* Start *

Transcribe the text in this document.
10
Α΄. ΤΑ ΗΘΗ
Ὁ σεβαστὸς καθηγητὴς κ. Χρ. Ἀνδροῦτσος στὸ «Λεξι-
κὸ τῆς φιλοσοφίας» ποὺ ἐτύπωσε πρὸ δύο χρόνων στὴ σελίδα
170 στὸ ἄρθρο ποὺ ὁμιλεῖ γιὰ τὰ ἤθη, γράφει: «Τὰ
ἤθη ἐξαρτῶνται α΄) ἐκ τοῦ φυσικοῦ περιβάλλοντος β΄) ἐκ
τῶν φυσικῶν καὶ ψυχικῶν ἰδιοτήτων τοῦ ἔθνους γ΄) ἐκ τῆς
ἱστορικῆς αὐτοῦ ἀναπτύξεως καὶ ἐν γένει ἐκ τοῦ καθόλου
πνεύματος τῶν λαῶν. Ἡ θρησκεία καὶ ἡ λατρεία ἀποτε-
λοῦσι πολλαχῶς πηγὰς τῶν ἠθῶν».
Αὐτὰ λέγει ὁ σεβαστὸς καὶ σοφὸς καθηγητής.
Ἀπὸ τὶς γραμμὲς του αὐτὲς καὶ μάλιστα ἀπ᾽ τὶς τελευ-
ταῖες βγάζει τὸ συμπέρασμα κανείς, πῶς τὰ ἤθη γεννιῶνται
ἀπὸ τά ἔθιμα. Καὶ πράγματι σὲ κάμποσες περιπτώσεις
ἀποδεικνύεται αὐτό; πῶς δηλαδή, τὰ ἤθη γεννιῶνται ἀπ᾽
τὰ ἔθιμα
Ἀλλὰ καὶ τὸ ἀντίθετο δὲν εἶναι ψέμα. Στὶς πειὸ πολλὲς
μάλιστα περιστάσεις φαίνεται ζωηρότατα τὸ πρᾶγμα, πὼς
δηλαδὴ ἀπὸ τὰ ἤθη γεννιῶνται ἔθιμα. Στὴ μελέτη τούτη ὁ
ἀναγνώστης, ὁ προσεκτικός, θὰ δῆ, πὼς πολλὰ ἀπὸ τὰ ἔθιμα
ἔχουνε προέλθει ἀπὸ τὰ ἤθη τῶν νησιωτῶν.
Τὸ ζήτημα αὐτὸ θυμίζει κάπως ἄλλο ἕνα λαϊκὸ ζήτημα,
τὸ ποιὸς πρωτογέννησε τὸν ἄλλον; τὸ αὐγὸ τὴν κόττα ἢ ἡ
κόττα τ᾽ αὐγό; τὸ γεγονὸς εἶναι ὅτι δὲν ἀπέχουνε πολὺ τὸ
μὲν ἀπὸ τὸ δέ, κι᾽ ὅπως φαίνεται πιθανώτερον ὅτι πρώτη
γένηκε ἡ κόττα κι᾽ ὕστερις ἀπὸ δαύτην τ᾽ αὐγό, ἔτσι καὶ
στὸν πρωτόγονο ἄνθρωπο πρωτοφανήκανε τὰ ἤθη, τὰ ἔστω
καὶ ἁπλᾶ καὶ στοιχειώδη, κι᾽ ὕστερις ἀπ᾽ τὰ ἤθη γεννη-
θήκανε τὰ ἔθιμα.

* End *

**INSTRUCTIONS FOR THE TASK**
In the data above, count the lines where the word "γεννιῶνται" appears; reply with the number only.

**EXPECTED OUTPUT**
3